## Start Given information

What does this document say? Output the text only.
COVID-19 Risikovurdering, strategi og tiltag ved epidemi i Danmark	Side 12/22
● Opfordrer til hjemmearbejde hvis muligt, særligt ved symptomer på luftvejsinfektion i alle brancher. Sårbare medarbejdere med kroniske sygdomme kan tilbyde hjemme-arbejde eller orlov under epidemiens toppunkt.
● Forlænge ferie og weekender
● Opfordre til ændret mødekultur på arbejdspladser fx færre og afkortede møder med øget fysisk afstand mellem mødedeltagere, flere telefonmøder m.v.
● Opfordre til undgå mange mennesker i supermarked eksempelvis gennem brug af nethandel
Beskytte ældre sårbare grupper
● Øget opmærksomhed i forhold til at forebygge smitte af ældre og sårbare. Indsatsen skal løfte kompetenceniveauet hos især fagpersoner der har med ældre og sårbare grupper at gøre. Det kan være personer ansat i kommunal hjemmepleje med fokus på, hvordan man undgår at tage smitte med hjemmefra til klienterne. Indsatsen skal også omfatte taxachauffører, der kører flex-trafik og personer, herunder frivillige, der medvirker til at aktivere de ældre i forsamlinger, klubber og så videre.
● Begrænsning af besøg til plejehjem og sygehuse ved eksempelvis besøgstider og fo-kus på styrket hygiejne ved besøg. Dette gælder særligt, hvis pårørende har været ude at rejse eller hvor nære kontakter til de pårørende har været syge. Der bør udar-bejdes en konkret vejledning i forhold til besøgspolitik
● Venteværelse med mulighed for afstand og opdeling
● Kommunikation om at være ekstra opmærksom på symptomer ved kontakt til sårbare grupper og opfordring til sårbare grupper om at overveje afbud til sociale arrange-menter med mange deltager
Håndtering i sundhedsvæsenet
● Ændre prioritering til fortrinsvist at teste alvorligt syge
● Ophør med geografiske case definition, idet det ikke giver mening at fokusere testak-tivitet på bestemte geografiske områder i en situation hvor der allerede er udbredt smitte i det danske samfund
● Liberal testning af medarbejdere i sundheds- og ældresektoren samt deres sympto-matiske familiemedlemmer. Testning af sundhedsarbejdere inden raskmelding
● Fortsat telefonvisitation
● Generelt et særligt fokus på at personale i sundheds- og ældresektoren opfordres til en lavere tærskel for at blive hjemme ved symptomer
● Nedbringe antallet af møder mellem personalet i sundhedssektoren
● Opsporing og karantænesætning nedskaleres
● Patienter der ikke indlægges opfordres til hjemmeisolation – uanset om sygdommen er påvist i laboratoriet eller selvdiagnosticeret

## End Given information

Problem statement:
Extract each line from the listing above, please, and repeat it exactly.

Exercise solution:
What does this document say? Output the text only.
COVID-19 Risikovurdering, strategi og tiltag ved epidemi i Danmark	Side 12/22
● Opfordrer til hjemmearbejde hvis muligt, særligt ved symptomer på luftvejsinfektion i alle brancher. Sårbare medarbejdere med kroniske sygdomme kan tilbyde hjemme-arbejde eller orlov under epidemiens toppunkt.
● Forlænge ferie og weekender
● Opfordre til ændret mødekultur på arbejdspladser fx færre og afkortede møder med øget fysisk afstand mellem mødedeltagere, flere telefonmøder m.v.
● Opfordre til undgå mange mennesker i supermarked eksempelvis gennem brug af nethandel
Beskytte ældre sårbare grupper
● Øget opmærksomhed i forhold til at forebygge smitte af ældre og sårbare. Indsatsen skal løfte kompetenceniveauet hos især fagpersoner der har med ældre og sårbare grupper at gøre. Det kan være personer ansat i kommunal hjemmepleje med fokus på, hvordan man undgår at tage smitte med hjemmefra til klienterne. Indsatsen skal også omfatte taxachauffører, der kører flex-trafik og personer, herunder frivillige, der medvirker til at aktivere de ældre i forsamlinger, klubber og så videre.
● Begrænsning af besøg til plejehjem og sygehuse ved eksempelvis besøgstider og fo-kus på styrket hygiejne ved besøg. Dette gælder særligt, hvis pårørende har været ude at rejse eller hvor nære kontakter til de pårørende har været syge. Der bør udar-bejdes en konkret vejledning i forhold til besøgspolitik
● Venteværelse med mulighed for afstand og opdeling
● Kommunikation om at være ekstra opmærksom på symptomer ved kontakt til sårbare grupper og opfordring til sårbare grupper om at overveje afbud til sociale arrange-menter med mange deltager
Håndtering i sundhedsvæsenet
● Ændre prioritering til fortrinsvist at teste alvorligt syge
● Ophør med geografiske case definition, idet det ikke giver mening at fokusere testak-tivitet på bestemte geografiske områder i en situation hvor der allerede er udbredt smitte i det danske samfund
● Liberal testning af medarbejdere i sundheds- og ældresektoren samt deres sympto-matiske familiemedlemmer. Testning af sundhedsarbejdere inden raskmelding
● Fortsat telefonvisitation
● Generelt et særligt fokus på at personale i sundheds- og ældresektoren opfordres til en lavere tærskel for at blive hjemme ved symptomer
● Nedbringe antallet af møder mellem personalet i sundhedssektoren
● Opsporing og karantænesætning nedskaleres
● Patienter der ikke indlægges opfordres til hjemmeisolation – uanset om sygdommen er påvist i laboratoriet eller selvdiagnosticeret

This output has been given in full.